■ Problem to work on
Only the number is needed: how many lines of the records include "name"?

(Figure data in JSON)
==========

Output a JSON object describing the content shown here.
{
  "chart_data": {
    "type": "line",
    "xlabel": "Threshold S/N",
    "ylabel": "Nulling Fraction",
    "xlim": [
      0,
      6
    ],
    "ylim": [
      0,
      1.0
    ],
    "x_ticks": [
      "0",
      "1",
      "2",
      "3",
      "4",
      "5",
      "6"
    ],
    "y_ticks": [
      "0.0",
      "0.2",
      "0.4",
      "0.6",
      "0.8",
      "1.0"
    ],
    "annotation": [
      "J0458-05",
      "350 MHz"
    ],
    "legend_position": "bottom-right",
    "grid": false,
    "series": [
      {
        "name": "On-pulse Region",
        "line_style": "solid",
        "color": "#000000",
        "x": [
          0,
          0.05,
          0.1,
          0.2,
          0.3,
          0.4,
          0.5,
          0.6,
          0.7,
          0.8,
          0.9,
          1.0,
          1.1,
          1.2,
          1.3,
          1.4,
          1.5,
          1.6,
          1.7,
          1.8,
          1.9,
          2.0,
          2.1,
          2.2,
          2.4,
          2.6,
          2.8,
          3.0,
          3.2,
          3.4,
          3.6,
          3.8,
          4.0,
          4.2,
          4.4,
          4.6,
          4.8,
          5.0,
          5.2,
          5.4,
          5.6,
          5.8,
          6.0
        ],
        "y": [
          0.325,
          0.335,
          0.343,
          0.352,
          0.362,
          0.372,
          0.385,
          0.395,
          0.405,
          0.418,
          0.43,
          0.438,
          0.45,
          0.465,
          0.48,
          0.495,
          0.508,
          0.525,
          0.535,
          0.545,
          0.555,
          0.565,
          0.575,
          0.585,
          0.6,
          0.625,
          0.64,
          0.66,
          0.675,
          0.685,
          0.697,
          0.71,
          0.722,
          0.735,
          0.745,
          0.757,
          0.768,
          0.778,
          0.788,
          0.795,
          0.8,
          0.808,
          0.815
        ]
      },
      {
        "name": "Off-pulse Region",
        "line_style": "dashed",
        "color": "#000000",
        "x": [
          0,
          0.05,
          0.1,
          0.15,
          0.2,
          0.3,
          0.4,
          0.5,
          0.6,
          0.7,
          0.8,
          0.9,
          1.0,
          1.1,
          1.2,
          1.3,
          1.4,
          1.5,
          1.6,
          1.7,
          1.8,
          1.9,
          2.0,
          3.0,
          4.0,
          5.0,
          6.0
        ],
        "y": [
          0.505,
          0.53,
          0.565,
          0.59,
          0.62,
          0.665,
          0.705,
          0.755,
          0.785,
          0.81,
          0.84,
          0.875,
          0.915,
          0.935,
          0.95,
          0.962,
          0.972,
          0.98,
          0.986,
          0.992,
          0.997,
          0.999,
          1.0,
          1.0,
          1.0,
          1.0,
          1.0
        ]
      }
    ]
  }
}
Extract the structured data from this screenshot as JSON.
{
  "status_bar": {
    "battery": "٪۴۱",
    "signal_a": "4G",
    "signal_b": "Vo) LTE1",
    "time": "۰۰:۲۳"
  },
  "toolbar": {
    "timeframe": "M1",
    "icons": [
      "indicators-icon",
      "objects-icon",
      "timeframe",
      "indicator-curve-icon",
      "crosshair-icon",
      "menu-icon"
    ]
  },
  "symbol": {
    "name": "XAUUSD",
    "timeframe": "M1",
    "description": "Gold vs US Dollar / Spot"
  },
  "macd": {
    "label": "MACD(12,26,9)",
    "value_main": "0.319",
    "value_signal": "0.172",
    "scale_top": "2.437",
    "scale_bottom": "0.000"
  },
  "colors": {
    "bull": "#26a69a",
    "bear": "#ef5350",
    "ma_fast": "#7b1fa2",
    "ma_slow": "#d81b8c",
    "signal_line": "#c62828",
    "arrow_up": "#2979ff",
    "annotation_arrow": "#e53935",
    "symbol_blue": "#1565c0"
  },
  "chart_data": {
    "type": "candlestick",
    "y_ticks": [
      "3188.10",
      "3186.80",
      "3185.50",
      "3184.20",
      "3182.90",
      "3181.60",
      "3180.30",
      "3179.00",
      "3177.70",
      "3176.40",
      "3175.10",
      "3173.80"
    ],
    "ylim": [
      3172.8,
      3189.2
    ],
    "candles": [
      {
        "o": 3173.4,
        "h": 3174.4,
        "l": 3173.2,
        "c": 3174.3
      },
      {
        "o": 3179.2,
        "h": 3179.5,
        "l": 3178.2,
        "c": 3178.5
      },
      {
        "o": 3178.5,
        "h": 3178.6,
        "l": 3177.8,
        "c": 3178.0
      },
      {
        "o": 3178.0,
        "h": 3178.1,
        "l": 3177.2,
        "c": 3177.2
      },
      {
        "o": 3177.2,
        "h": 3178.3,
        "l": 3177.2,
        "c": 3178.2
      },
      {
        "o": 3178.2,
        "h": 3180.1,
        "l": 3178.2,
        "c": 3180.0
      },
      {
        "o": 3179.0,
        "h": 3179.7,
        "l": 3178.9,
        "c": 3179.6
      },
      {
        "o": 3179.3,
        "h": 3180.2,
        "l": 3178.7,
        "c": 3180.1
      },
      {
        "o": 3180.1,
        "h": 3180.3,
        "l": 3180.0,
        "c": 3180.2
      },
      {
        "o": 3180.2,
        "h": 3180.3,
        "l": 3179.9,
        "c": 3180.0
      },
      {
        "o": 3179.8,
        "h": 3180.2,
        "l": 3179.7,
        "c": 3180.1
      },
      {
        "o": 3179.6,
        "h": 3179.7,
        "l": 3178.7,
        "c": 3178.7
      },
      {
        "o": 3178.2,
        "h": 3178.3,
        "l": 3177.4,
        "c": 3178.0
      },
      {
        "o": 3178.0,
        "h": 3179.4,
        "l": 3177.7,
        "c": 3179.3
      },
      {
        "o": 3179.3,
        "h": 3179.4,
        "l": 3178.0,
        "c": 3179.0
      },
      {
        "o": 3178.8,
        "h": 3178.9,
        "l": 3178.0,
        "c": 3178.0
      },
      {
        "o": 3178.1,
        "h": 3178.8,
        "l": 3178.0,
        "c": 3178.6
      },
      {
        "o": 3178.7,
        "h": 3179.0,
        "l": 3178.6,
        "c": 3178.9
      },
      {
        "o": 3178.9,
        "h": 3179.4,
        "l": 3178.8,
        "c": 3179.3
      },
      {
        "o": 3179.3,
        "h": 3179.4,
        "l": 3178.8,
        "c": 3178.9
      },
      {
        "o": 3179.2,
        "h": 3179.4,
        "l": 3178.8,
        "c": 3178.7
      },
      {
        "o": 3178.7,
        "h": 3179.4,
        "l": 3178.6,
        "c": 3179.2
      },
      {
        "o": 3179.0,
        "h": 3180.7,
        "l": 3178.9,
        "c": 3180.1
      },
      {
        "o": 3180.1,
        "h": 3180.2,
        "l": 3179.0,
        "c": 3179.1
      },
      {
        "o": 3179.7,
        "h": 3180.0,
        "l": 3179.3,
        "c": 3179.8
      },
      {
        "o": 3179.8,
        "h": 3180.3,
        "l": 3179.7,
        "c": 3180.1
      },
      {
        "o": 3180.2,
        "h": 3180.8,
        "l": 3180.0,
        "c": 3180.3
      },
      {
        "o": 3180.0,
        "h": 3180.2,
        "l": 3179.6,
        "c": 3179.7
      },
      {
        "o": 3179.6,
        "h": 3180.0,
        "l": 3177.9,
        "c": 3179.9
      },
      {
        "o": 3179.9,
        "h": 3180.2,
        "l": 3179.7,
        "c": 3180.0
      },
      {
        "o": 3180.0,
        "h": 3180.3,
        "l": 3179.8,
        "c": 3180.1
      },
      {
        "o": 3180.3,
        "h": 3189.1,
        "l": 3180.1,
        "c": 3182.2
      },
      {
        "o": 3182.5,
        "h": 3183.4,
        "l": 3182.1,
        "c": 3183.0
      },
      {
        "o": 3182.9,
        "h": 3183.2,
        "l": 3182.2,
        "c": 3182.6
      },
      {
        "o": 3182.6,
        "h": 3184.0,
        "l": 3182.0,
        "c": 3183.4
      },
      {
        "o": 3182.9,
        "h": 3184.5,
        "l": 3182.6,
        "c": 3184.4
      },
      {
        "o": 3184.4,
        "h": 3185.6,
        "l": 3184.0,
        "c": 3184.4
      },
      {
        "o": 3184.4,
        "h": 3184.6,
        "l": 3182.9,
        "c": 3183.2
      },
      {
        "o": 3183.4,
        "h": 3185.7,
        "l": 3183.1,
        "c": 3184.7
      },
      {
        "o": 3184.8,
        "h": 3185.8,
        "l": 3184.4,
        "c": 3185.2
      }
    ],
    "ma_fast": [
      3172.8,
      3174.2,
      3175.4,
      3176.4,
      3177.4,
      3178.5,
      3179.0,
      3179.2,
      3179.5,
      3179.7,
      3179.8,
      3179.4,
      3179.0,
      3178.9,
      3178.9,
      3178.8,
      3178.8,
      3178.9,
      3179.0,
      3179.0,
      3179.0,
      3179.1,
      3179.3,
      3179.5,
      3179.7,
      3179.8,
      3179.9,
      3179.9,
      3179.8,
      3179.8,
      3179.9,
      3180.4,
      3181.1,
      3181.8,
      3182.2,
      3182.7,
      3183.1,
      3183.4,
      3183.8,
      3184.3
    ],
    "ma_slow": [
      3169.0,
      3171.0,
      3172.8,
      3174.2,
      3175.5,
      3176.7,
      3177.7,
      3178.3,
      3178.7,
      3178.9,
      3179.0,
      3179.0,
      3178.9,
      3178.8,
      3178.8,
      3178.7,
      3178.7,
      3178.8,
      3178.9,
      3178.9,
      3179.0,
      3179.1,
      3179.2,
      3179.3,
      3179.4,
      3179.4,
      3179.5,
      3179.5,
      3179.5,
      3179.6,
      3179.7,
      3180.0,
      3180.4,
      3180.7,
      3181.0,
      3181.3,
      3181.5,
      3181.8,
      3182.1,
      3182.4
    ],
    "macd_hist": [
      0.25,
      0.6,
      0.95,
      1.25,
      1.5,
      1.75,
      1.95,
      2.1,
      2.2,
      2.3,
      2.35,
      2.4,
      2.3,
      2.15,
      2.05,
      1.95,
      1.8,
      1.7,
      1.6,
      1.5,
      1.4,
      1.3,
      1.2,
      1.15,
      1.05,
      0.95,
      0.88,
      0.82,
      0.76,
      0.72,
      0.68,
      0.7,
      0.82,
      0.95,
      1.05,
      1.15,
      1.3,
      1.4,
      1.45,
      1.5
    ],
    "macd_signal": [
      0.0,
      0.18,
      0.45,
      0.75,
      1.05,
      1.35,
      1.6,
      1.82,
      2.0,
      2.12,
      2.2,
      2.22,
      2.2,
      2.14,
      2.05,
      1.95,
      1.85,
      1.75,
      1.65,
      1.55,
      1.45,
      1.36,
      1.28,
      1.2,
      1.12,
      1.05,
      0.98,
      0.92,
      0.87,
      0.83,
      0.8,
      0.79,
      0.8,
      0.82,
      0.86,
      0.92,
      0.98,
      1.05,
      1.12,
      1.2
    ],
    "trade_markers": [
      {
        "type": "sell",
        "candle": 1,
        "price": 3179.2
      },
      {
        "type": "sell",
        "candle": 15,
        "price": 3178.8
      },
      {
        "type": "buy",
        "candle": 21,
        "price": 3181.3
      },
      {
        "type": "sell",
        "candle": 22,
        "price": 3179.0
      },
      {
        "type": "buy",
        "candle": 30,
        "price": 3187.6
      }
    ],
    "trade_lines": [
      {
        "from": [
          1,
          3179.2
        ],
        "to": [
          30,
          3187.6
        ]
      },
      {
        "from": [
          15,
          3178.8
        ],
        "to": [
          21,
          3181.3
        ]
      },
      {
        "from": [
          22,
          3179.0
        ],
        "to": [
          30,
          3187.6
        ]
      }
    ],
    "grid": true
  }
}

==========

■ Worked answer
3